What the task requires:
Below are some entries. Output each one exactly as it appears.

▼

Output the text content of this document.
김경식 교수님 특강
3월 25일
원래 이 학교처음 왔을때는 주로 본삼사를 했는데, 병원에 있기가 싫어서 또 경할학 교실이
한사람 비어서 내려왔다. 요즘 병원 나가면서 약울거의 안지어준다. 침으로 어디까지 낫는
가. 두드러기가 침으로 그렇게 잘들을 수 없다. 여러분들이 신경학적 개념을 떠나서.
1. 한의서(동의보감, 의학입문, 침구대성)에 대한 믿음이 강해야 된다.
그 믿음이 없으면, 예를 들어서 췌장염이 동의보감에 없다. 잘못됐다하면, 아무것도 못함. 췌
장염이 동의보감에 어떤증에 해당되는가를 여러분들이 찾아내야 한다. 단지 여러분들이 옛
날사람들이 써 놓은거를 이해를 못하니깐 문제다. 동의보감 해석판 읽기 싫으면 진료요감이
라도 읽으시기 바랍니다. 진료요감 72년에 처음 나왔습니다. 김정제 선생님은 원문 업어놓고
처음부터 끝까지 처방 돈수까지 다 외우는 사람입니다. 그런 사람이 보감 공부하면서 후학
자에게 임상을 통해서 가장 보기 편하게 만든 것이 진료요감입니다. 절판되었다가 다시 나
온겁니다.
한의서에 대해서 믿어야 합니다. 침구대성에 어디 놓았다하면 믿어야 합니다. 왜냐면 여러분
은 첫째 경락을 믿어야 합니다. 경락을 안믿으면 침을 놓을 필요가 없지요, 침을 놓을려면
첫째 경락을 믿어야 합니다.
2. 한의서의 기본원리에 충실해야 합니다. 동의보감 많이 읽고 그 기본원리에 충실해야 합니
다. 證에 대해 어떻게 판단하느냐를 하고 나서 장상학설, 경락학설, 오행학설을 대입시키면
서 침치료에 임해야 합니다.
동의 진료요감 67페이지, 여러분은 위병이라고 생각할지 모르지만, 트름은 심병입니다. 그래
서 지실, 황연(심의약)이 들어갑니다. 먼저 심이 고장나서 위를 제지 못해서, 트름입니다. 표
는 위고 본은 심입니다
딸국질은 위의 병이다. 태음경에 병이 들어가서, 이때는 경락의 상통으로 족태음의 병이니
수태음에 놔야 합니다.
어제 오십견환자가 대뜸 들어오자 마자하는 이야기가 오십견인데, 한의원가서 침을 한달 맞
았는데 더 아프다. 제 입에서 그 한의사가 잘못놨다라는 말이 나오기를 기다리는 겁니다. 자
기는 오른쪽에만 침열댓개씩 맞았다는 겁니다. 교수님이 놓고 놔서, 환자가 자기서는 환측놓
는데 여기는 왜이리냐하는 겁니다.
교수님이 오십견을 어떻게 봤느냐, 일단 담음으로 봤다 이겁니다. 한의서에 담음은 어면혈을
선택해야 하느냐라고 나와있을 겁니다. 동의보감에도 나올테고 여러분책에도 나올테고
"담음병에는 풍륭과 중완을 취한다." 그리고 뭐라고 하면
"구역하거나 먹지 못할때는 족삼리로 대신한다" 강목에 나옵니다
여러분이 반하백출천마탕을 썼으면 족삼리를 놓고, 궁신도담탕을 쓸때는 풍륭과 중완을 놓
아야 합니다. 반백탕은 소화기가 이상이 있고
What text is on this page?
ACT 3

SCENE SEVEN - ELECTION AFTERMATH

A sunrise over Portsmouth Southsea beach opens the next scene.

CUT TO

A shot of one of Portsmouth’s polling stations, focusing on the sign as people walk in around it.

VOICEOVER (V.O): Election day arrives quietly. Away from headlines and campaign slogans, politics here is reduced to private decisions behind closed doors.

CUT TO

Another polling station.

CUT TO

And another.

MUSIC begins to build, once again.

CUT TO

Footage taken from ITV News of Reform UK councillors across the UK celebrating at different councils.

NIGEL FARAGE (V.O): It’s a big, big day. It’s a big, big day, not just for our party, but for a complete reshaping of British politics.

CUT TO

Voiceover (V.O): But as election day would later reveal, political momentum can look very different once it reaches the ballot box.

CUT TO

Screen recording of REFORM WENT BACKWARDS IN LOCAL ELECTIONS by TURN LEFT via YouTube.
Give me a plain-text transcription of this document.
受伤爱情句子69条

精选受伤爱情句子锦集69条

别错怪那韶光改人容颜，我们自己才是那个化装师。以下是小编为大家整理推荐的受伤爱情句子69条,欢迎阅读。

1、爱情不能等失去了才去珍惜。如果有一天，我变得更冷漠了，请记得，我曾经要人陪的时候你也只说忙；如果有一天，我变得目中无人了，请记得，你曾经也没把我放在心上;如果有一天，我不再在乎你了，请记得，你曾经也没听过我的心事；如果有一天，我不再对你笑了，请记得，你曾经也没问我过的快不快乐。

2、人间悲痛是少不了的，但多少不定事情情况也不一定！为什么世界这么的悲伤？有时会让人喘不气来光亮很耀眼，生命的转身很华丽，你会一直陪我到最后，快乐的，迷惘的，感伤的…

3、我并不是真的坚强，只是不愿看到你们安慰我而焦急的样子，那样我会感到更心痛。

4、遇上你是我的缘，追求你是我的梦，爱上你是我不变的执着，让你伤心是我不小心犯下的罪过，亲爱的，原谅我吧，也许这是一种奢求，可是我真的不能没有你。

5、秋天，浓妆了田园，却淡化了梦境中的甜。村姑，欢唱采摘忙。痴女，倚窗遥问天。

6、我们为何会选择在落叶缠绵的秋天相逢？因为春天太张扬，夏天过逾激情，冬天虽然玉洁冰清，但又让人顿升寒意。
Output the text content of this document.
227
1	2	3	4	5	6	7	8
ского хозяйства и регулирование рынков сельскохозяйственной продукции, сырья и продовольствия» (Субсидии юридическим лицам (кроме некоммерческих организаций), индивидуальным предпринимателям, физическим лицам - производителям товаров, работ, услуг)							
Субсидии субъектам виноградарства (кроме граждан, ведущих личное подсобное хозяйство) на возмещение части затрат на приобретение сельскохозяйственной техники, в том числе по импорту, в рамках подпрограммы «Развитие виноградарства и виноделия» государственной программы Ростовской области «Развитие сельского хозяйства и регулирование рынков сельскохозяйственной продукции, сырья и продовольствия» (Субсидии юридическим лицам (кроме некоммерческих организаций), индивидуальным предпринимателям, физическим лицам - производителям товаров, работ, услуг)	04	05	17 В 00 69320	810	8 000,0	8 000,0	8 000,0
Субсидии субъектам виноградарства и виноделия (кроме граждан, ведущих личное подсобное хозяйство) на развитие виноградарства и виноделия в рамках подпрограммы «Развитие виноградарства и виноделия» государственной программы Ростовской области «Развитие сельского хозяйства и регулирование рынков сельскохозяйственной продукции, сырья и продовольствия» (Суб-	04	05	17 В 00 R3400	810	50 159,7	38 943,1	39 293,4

▲

Exercise solution:
Output the text content of this document.
김경식 교수님 특강
3월 25일
원래 이 학교처음 왔을때는 주로 본삼사를 했는데, 병원에 있기가 싫어서 또 경할학 교실이
한사람 비어서 내려왔다. 요즘 병원 나가면서 약울거의 안지어준다. 침으로 어디까지 낫는
가. 두드러기가 침으로 그렇게 잘들을 수 없다. 여러분들이 신경학적 개념을 떠나서.
1. 한의서(동의보감, 의학입문, 침구대성)에 대한 믿음이 강해야 된다.
그 믿음이 없으면, 예를 들어서 췌장염이 동의보감에 없다. 잘못됐다하면, 아무것도 못함. 췌
장염이 동의보감에 어떤증에 해당되는가를 여러분들이 찾아내야 한다. 단지 여러분들이 옛
날사람들이 써 놓은거를 이해를 못하니깐 문제다. 동의보감 해석판 읽기 싫으면 진료요감이
라도 읽으시기 바랍니다. 진료요감 72년에 처음 나왔습니다. 김정제 선생님은 원문 업어놓고
처음부터 끝까지 처방 돈수까지 다 외우는 사람입니다. 그런 사람이 보감 공부하면서 후학
자에게 임상을 통해서 가장 보기 편하게 만든 것이 진료요감입니다. 절판되었다가 다시 나
온겁니다.
한의서에 대해서 믿어야 합니다. 침구대성에 어디 놓았다하면 믿어야 합니다. 왜냐면 여러분
은 첫째 경락을 믿어야 합니다. 경락을 안믿으면 침을 놓을 필요가 없지요, 침을 놓을려면
첫째 경락을 믿어야 합니다.
2. 한의서의 기본원리에 충실해야 합니다. 동의보감 많이 읽고 그 기본원리에 충실해야 합니
다. 證에 대해 어떻게 판단하느냐를 하고 나서 장상학설, 경락학설, 오행학설을 대입시키면
서 침치료에 임해야 합니다.
동의 진료요감 67페이지, 여러분은 위병이라고 생각할지 모르지만, 트름은 심병입니다. 그래
서 지실, 황연(심의약)이 들어갑니다. 먼저 심이 고장나서 위를 제지 못해서, 트름입니다. 표
는 위고 본은 심입니다
딸국질은 위의 병이다. 태음경에 병이 들어가서, 이때는 경락의 상통으로 족태음의 병이니
수태음에 놔야 합니다.
어제 오십견환자가 대뜸 들어오자 마자하는 이야기가 오십견인데, 한의원가서 침을 한달 맞
았는데 더 아프다. 제 입에서 그 한의사가 잘못놨다라는 말이 나오기를 기다리는 겁니다. 자
기는 오른쪽에만 침열댓개씩 맞았다는 겁니다. 교수님이 놓고 놔서, 환자가 자기서는 환측놓
는데 여기는 왜이리냐하는 겁니다.
교수님이 오십견을 어떻게 봤느냐, 일단 담음으로 봤다 이겁니다. 한의서에 담음은 어면혈을
선택해야 하느냐라고 나와있을 겁니다. 동의보감에도 나올테고 여러분책에도 나올테고
"담음병에는 풍륭과 중완을 취한다." 그리고 뭐라고 하면
"구역하거나 먹지 못할때는 족삼리로 대신한다" 강목에 나옵니다
여러분이 반하백출천마탕을 썼으면 족삼리를 놓고, 궁신도담탕을 쓸때는 풍륭과 중완을 놓
아야 합니다. 반백탕은 소화기가 이상이 있고
What text is on this page?
ACT 3

SCENE SEVEN - ELECTION AFTERMATH

A sunrise over Portsmouth Southsea beach opens the next scene.

CUT TO

A shot of one of Portsmouth’s polling stations, focusing on the sign as people walk in around it.

VOICEOVER (V.O): Election day arrives quietly. Away from headlines and campaign slogans, politics here is reduced to private decisions behind closed doors.

CUT TO

Another polling station.

CUT TO

And another.

MUSIC begins to build, once again.

CUT TO

Footage taken from ITV News of Reform UK councillors across the UK celebrating at different councils.

NIGEL FARAGE (V.O): It’s a big, big day. It’s a big, big day, not just for our party, but for a complete reshaping of British politics.

CUT TO

Voiceover (V.O): But as election day would later reveal, political momentum can look very different once it reaches the ballot box.

CUT TO

Screen recording of REFORM WENT BACKWARDS IN LOCAL ELECTIONS by TURN LEFT via YouTube.
Give me a plain-text transcription of this document.
受伤爱情句子69条

精选受伤爱情句子锦集69条

别错怪那韶光改人容颜，我们自己才是那个化装师。以下是小编为大家整理推荐的受伤爱情句子69条,欢迎阅读。

1、爱情不能等失去了才去珍惜。如果有一天，我变得更冷漠了，请记得，我曾经要人陪的时候你也只说忙；如果有一天，我变得目中无人了，请记得，你曾经也没把我放在心上;如果有一天，我不再在乎你了，请记得，你曾经也没听过我的心事；如果有一天，我不再对你笑了，请记得，你曾经也没问我过的快不快乐。

2、人间悲痛是少不了的，但多少不定事情情况也不一定！为什么世界这么的悲伤？有时会让人喘不气来光亮很耀眼，生命的转身很华丽，你会一直陪我到最后，快乐的，迷惘的，感伤的…

3、我并不是真的坚强，只是不愿看到你们安慰我而焦急的样子，那样我会感到更心痛。

4、遇上你是我的缘，追求你是我的梦，爱上你是我不变的执着，让你伤心是我不小心犯下的罪过，亲爱的，原谅我吧，也许这是一种奢求，可是我真的不能没有你。

5、秋天，浓妆了田园，却淡化了梦境中的甜。村姑，欢唱采摘忙。痴女，倚窗遥问天。

6、我们为何会选择在落叶缠绵的秋天相逢？因为春天太张扬，夏天过逾激情，冬天虽然玉洁冰清，但又让人顿升寒意。
Output the text content of this document.
227
1	2	3	4	5	6	7	8
ского хозяйства и регулирование рынков сельскохозяйственной продукции, сырья и продовольствия» (Субсидии юридическим лицам (кроме некоммерческих организаций), индивидуальным предпринимателям, физическим лицам - производителям товаров, работ, услуг)							
Субсидии субъектам виноградарства (кроме граждан, ведущих личное подсобное хозяйство) на возмещение части затрат на приобретение сельскохозяйственной техники, в том числе по импорту, в рамках подпрограммы «Развитие виноградарства и виноделия» государственной программы Ростовской области «Развитие сельского хозяйства и регулирование рынков сельскохозяйственной продукции, сырья и продовольствия» (Субсидии юридическим лицам (кроме некоммерческих организаций), индивидуальным предпринимателям, физическим лицам - производителям товаров, работ, услуг)	04	05	17 В 00 69320	810	8 000,0	8 000,0	8 000,0
Субсидии субъектам виноградарства и виноделия (кроме граждан, ведущих личное подсобное хозяйство) на развитие виноградарства и виноделия в рамках подпрограммы «Развитие виноградарства и виноделия» государственной программы Ростовской области «Развитие сельского хозяйства и регулирование рынков сельскохозяйственной продукции, сырья и продовольствия» (Суб-	04	05	17 В 00 R3400	810	50 159,7	38 943,1	39 293,4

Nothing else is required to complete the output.